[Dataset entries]
-.-.-

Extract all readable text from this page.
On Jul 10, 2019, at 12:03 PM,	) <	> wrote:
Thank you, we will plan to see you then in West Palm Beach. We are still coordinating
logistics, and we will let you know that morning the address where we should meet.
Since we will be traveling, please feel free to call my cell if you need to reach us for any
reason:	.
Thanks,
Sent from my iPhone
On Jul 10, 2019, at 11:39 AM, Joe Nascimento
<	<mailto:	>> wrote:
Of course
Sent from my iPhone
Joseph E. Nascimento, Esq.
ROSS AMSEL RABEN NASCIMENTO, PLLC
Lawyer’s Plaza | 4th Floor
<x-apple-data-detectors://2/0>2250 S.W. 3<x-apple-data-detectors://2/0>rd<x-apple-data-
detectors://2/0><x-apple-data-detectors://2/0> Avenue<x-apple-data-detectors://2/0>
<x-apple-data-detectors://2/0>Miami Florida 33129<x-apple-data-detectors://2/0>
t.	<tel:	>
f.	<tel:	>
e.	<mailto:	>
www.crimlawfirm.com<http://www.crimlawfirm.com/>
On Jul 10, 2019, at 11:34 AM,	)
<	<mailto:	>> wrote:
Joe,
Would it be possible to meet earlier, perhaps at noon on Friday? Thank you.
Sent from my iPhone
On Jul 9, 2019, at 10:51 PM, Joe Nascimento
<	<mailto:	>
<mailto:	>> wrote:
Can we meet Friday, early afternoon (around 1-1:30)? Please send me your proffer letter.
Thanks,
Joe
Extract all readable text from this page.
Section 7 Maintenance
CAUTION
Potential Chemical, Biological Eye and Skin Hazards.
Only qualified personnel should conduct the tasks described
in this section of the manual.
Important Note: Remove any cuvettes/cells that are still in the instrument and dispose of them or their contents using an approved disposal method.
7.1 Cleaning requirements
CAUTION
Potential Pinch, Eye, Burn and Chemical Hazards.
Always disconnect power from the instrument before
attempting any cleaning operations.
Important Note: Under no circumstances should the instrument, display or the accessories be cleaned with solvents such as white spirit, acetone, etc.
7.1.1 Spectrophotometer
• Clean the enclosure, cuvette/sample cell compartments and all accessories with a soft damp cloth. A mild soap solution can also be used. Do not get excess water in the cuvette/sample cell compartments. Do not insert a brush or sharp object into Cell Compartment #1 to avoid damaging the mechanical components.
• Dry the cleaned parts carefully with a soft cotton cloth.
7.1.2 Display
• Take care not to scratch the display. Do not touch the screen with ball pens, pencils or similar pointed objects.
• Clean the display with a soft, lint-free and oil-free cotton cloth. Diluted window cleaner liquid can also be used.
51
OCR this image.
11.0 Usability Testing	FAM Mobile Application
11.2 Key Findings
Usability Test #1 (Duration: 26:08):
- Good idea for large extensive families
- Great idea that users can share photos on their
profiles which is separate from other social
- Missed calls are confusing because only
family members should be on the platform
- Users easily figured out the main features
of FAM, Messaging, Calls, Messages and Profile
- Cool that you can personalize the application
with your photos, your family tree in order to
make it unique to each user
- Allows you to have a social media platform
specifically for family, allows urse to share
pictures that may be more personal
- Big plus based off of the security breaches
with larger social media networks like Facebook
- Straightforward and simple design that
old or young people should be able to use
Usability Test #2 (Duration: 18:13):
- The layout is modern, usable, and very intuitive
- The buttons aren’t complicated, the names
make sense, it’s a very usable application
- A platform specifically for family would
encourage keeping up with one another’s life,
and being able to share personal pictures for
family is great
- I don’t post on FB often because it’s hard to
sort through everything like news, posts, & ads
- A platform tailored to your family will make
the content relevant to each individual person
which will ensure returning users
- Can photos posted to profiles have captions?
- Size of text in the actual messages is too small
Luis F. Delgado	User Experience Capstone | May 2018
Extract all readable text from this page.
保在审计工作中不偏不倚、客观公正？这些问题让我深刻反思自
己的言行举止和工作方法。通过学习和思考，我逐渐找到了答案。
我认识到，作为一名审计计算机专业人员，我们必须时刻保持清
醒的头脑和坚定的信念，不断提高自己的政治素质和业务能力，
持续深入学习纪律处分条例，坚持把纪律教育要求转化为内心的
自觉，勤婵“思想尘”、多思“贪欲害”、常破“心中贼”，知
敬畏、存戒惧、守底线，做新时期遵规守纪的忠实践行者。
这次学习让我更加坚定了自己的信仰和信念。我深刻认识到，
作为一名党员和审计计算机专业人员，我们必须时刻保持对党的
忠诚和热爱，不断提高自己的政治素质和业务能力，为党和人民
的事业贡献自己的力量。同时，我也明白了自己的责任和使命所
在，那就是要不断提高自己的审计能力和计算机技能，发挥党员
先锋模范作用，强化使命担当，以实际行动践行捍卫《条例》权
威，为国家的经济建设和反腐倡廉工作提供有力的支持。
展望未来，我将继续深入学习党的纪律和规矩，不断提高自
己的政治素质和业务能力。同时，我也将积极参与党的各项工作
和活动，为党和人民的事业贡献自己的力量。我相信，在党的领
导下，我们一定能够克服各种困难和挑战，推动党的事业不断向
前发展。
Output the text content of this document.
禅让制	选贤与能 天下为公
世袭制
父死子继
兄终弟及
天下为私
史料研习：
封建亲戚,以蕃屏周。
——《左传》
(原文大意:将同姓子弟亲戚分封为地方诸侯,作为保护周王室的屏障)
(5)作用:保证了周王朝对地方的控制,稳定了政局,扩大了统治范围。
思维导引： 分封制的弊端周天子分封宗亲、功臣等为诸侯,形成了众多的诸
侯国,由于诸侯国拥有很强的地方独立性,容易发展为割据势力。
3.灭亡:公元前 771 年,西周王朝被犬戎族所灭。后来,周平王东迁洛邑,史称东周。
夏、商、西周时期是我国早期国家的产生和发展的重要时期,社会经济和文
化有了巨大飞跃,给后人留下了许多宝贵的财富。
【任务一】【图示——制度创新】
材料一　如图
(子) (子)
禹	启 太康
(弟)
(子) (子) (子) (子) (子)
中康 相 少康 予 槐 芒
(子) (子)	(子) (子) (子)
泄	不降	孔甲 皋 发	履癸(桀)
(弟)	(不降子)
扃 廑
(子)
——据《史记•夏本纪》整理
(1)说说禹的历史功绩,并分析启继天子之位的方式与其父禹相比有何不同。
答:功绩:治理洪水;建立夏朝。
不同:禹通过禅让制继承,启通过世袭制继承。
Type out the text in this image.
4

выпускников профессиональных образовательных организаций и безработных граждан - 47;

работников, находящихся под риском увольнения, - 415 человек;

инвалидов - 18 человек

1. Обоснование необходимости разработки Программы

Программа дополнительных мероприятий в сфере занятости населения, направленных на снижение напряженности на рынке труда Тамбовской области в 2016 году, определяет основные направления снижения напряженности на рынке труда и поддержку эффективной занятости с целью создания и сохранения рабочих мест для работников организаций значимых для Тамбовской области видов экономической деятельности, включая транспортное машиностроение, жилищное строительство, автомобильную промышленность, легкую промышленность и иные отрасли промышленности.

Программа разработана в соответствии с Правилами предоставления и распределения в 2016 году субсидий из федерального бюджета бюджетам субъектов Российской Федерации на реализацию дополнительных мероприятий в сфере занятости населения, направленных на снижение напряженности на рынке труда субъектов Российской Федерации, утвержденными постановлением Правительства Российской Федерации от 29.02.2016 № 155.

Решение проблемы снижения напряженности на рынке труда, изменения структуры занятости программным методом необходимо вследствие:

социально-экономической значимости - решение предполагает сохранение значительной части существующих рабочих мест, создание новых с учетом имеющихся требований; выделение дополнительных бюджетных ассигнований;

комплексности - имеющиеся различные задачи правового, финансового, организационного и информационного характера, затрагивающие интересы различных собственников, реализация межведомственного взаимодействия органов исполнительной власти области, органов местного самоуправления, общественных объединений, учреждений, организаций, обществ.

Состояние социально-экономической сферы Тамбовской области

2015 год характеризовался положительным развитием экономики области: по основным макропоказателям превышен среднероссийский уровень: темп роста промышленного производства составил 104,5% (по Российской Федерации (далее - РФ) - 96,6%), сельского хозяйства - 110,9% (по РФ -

-.-.-

GIVEN TASK |
Tell how many lines of the material above hold "idea", answering with a bare number.

SOLVED PROBLEM |
2